## What is asked
Retype the listing that follows, word for word.

## Excerpts from a figure dataset
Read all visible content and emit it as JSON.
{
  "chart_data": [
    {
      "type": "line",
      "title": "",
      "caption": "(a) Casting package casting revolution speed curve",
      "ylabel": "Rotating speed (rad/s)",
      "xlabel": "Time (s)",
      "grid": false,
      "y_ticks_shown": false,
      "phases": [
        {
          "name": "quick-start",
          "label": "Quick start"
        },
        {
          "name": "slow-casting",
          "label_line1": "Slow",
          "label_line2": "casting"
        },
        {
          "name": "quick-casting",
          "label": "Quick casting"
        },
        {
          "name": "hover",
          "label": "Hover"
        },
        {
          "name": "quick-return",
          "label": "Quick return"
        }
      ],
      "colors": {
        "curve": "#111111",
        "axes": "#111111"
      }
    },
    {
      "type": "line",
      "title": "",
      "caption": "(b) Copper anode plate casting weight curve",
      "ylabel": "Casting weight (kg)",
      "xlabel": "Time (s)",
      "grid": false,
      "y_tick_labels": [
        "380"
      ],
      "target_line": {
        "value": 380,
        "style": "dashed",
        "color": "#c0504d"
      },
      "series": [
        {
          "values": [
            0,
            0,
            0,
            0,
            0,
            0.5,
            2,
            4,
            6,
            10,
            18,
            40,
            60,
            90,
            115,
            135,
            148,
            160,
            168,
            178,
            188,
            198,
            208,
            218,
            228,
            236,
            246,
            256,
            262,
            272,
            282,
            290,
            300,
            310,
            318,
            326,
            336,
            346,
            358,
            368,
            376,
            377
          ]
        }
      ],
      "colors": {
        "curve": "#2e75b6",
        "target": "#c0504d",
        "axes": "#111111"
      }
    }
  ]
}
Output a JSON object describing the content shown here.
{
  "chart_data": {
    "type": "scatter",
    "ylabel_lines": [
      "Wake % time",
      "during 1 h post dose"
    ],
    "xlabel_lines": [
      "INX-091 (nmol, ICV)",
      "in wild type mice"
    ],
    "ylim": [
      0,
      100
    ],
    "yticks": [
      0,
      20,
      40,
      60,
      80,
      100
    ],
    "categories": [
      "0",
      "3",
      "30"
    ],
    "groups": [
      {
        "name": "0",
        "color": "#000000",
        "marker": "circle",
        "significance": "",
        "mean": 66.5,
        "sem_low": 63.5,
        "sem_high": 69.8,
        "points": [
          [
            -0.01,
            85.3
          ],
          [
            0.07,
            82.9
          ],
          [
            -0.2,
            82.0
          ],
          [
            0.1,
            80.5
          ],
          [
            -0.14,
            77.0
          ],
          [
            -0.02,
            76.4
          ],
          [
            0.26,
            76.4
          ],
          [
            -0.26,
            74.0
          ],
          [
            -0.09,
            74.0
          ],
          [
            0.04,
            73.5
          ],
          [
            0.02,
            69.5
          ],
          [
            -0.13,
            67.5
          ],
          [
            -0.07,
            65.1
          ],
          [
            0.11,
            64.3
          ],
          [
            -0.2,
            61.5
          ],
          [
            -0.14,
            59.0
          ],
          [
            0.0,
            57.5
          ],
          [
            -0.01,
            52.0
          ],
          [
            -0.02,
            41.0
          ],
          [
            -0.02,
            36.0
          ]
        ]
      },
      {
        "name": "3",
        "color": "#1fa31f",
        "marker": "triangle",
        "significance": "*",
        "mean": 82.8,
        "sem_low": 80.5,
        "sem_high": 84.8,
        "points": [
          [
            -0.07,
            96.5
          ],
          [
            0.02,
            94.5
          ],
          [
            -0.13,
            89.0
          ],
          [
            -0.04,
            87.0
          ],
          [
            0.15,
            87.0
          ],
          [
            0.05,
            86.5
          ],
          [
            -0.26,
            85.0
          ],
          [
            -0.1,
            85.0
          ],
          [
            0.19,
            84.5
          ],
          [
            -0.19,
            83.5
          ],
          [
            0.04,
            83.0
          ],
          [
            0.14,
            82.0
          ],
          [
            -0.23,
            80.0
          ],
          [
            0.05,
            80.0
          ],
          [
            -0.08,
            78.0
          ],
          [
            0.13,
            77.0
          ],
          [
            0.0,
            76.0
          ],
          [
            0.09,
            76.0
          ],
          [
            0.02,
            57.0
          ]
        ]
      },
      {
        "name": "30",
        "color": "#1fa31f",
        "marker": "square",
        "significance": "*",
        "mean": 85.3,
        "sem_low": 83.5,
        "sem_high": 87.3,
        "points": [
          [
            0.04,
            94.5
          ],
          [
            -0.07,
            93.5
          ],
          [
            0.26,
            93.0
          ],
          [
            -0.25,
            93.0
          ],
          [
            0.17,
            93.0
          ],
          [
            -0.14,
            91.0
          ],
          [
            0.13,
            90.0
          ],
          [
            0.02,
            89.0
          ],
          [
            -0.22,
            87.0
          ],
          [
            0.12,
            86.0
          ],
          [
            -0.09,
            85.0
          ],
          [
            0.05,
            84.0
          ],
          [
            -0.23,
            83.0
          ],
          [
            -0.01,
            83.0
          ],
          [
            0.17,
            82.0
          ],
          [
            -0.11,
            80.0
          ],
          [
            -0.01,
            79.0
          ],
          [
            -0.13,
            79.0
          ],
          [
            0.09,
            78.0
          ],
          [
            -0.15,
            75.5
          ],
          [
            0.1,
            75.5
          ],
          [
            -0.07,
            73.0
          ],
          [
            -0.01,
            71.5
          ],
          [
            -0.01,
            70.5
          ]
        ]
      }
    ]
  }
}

## Solved problem
Read all visible content and emit it as JSON.
{
  "chart_data": [
    {
      "type": "line",
      "title": "",
      "caption": "(a) Casting package casting revolution speed curve",
      "ylabel": "Rotating speed (rad/s)",
      "xlabel": "Time (s)",
      "grid": false,
      "y_ticks_shown": false,
      "phases": [
        {
          "name": "quick-start",
          "label": "Quick start"
        },
        {
          "name": "slow-casting",
          "label_line1": "Slow",
          "label_line2": "casting"
        },
        {
          "name": "quick-casting",
          "label": "Quick casting"
        },
        {
          "name": "hover",
          "label": "Hover"
        },
        {
          "name": "quick-return",
          "label": "Quick return"
        }
      ],
      "colors": {
        "curve": "#111111",
        "axes": "#111111"
      }
    },
    {
      "type": "line",
      "title": "",
      "caption": "(b) Copper anode plate casting weight curve",
      "ylabel": "Casting weight (kg)",
      "xlabel": "Time (s)",
      "grid": false,
      "y_tick_labels": [
        "380"
      ],
      "target_line": {
        "value": 380,
        "style": "dashed",
        "color": "#c0504d"
      },
      "series": [
        {
          "values": [
            0,
            0,
            0,
            0,
            0,
            0.5,
            2,
            4,
            6,
            10,
            18,
            40,
            60,
            90,
            115,
            135,
            148,
            160,
            168,
            178,
            188,
            198,
            208,
            218,
            228,
            236,
            246,
            256,
            262,
            272,
            282,
            290,
            300,
            310,
            318,
            326,
            336,
            346,
            358,
            368,
            376,
            377
          ]
        }
      ],
      "colors": {
        "curve": "#2e75b6",
        "target": "#c0504d",
        "axes": "#111111"
      }
    }
  ]
}
Output a JSON object describing the content shown here.
{
  "chart_data": {
    "type": "scatter",
    "ylabel_lines": [
      "Wake % time",
      "during 1 h post dose"
    ],
    "xlabel_lines": [
      "INX-091 (nmol, ICV)",
      "in wild type mice"
    ],
    "ylim": [
      0,
      100
    ],
    "yticks": [
      0,
      20,
      40,
      60,
      80,
      100
    ],
    "categories": [
      "0",
      "3",
      "30"
    ],
    "groups": [
      {
        "name": "0",
        "color": "#000000",
        "marker": "circle",
        "significance": "",
        "mean": 66.5,
        "sem_low": 63.5,
        "sem_high": 69.8,
        "points": [
          [
            -0.01,
            85.3
          ],
          [
            0.07,
            82.9
          ],
          [
            -0.2,
            82.0
          ],
          [
            0.1,
            80.5
          ],
          [
            -0.14,
            77.0
          ],
          [
            -0.02,
            76.4
          ],
          [
            0.26,
            76.4
          ],
          [
            -0.26,
            74.0
          ],
          [
            -0.09,
            74.0
          ],
          [
            0.04,
            73.5
          ],
          [
            0.02,
            69.5
          ],
          [
            -0.13,
            67.5
          ],
          [
            -0.07,
            65.1
          ],
          [
            0.11,
            64.3
          ],
          [
            -0.2,
            61.5
          ],
          [
            -0.14,
            59.0
          ],
          [
            0.0,
            57.5
          ],
          [
            -0.01,
            52.0
          ],
          [
            -0.02,
            41.0
          ],
          [
            -0.02,
            36.0
          ]
        ]
      },
      {
        "name": "3",
        "color": "#1fa31f",
        "marker": "triangle",
        "significance": "*",
        "mean": 82.8,
        "sem_low": 80.5,
        "sem_high": 84.8,
        "points": [
          [
            -0.07,
            96.5
          ],
          [
            0.02,
            94.5
          ],
          [
            -0.13,
            89.0
          ],
          [
            -0.04,
            87.0
          ],
          [
            0.15,
            87.0
          ],
          [
            0.05,
            86.5
          ],
          [
            -0.26,
            85.0
          ],
          [
            -0.1,
            85.0
          ],
          [
            0.19,
            84.5
          ],
          [
            -0.19,
            83.5
          ],
          [
            0.04,
            83.0
          ],
          [
            0.14,
            82.0
          ],
          [
            -0.23,
            80.0
          ],
          [
            0.05,
            80.0
          ],
          [
            -0.08,
            78.0
          ],
          [
            0.13,
            77.0
          ],
          [
            0.0,
            76.0
          ],
          [
            0.09,
            76.0
          ],
          [
            0.02,
            57.0
          ]
        ]
      },
      {
        "name": "30",
        "color": "#1fa31f",
        "marker": "square",
        "significance": "*",
        "mean": 85.3,
        "sem_low": 83.5,
        "sem_high": 87.3,
        "points": [
          [
            0.04,
            94.5
          ],
          [
            -0.07,
            93.5
          ],
          [
            0.26,
            93.0
          ],
          [
            -0.25,
            93.0
          ],
          [
            0.17,
            93.0
          ],
          [
            -0.14,
            91.0
          ],
          [
            0.13,
            90.0
          ],
          [
            0.02,
            89.0
          ],
          [
            -0.22,
            87.0
          ],
          [
            0.12,
            86.0
          ],
          [
            -0.09,
            85.0
          ],
          [
            0.05,
            84.0
          ],
          [
            -0.23,
            83.0
          ],
          [
            -0.01,
            83.0
          ],
          [
            0.17,
            82.0
          ],
          [
            -0.11,
            80.0
          ],
          [
            -0.01,
            79.0
          ],
          [
            -0.13,
            79.0
          ],
          [
            0.09,
            78.0
          ],
          [
            -0.15,
            75.5
          ],
          [
            0.1,
            75.5
          ],
          [
            -0.07,
            73.0
          ],
          [
            -0.01,
            71.5
          ],
          [
            -0.01,
            70.5
          ]
        ]
      }
    ]
  }
}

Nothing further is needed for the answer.